Dataset content ->

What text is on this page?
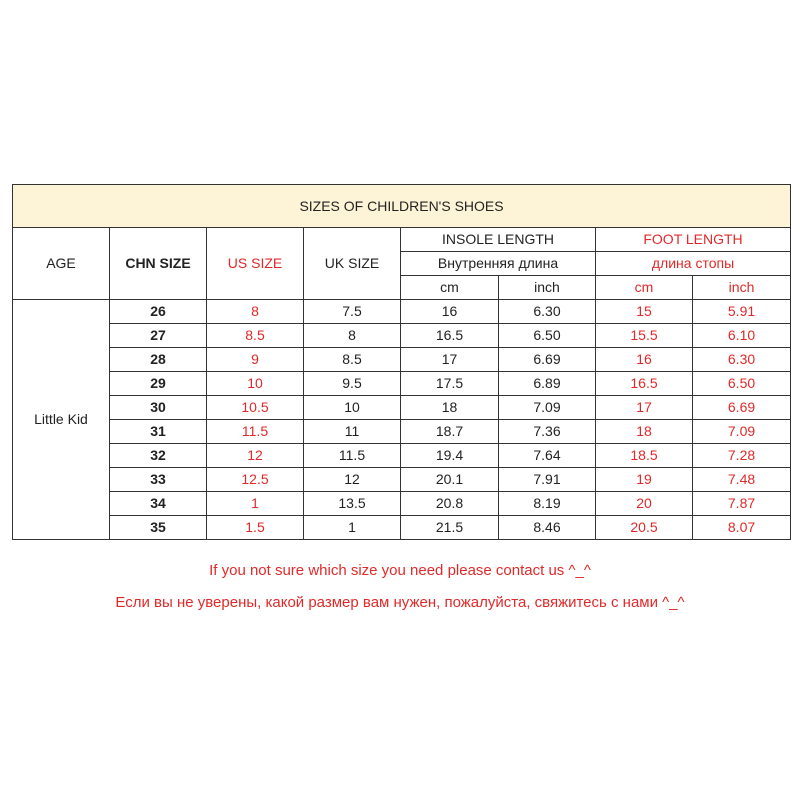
SIZES OF CHILDREN'S SHOES							
AGE	CHN SIZE	US SIZE	UK SIZE	INSOLE LENGTH		FOOT LENGTH	
				Внутренняя длина		длина стопы	
				cm	inch	cm	inch
Little Kid	26	8	7.5	16	6.30	15	5.91
	27	8.5	8	16.5	6.50	15.5	6.10
	28	9	8.5	17	6.69	16	6.30
	29	10	9.5	17.5	6.89	16.5	6.50
	30	10.5	10	18	7.09	17	6.69
	31	11.5	11	18.7	7.36	18	7.09
	32	12	11.5	19.4	7.64	18.5	7.28
	33	12.5	12	20.1	7.91	19	7.48
	34	1	13.5	20.8	8.19	20	7.87
	35	1.5	1	21.5	8.46	20.5	8.07
If you not sure which size you need please contact us ^_^
Если вы не уверены, какой размер вам нужен, пожалуйста, свяжитесь с нами ^_^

The exercise -> Repeat the material above in full and unchanged, minus its images.

Result for this task ->
What text is on this page?
SIZES OF CHILDREN'S SHOES							
AGE	CHN SIZE	US SIZE	UK SIZE	INSOLE LENGTH		FOOT LENGTH	
				Внутренняя длина		длина стопы	
				cm	inch	cm	inch
Little Kid	26	8	7.5	16	6.30	15	5.91
	27	8.5	8	16.5	6.50	15.5	6.10
	28	9	8.5	17	6.69	16	6.30
	29	10	9.5	17.5	6.89	16.5	6.50
	30	10.5	10	18	7.09	17	6.69
	31	11.5	11	18.7	7.36	18	7.09
	32	12	11.5	19.4	7.64	18.5	7.28
	33	12.5	12	20.1	7.91	19	7.48
	34	1	13.5	20.8	8.19	20	7.87
	35	1.5	1	21.5	8.46	20.5	8.07
If you not sure which size you need please contact us ^_^
Если вы не уверены, какой размер вам нужен, пожалуйста, свяжитесь с нами ^_^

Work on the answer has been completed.